TASK OBJECTIVE:
Collect all lines from the records below that include the word "allele".

PROVIDED MATERIAL:

** begin **

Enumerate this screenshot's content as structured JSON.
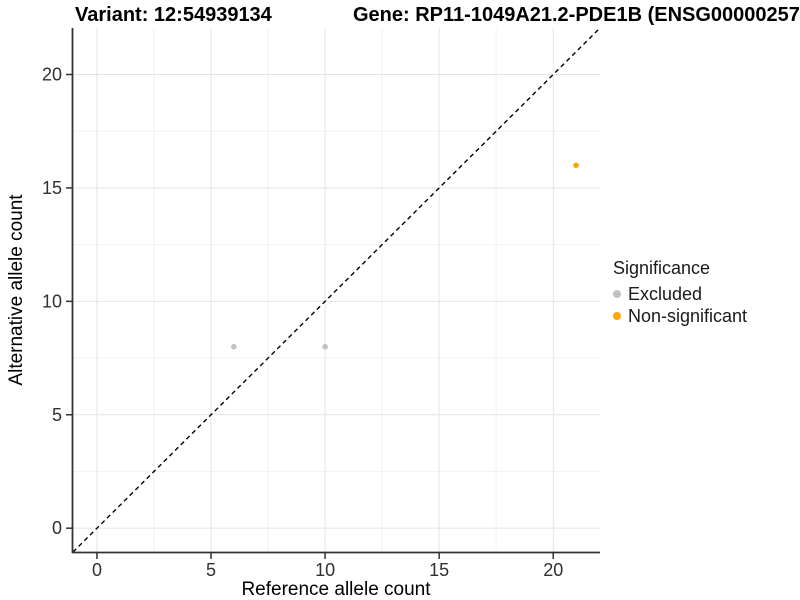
{
  "title": {
    "variant": "Variant: 12:54939134",
    "gene": "Gene: RP11-1049A21.2-PDE1B (ENSG00000257"
  },
  "chart_data": {
    "type": "scatter",
    "xlabel": "Reference allele count",
    "ylabel": "Alternative allele count",
    "x_ticks": [
      0,
      5,
      10,
      15,
      20
    ],
    "y_ticks": [
      0,
      5,
      10,
      15,
      20
    ],
    "minor_ticks": [
      2.5,
      7.5,
      12.5,
      17.5
    ],
    "xlim": [
      -1.05,
      22.05
    ],
    "ylim": [
      -1.05,
      22.05
    ],
    "grid": true,
    "identity_line": {
      "style": "dashed",
      "from": [
        -1.05,
        -1.05
      ],
      "to": [
        22.05,
        22.05
      ],
      "color": "#000000"
    },
    "series": [
      {
        "name": "Excluded",
        "color": "#c2c2c2",
        "points": [
          [
            6,
            8
          ],
          [
            10,
            8
          ]
        ]
      },
      {
        "name": "Non-significant",
        "color": "#ffa500",
        "points": [
          [
            21,
            16
          ]
        ]
      }
    ],
    "legend": {
      "title": "Significance",
      "position": "right",
      "items": [
        {
          "label": "Excluded",
          "color": "#c2c2c2"
        },
        {
          "label": "Non-significant",
          "color": "#ffa500"
        }
      ]
    },
    "colors": {
      "axis_line": "#333333",
      "tick_label": "#303030",
      "major_grid": "#e4e4e4",
      "minor_grid": "#f2f2f2",
      "background": "#ffffff"
    }
  }
}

** end **

ANSWER BELOW:
    "xlabel": "Reference allele count",
    "ylabel": "Alternative allele count",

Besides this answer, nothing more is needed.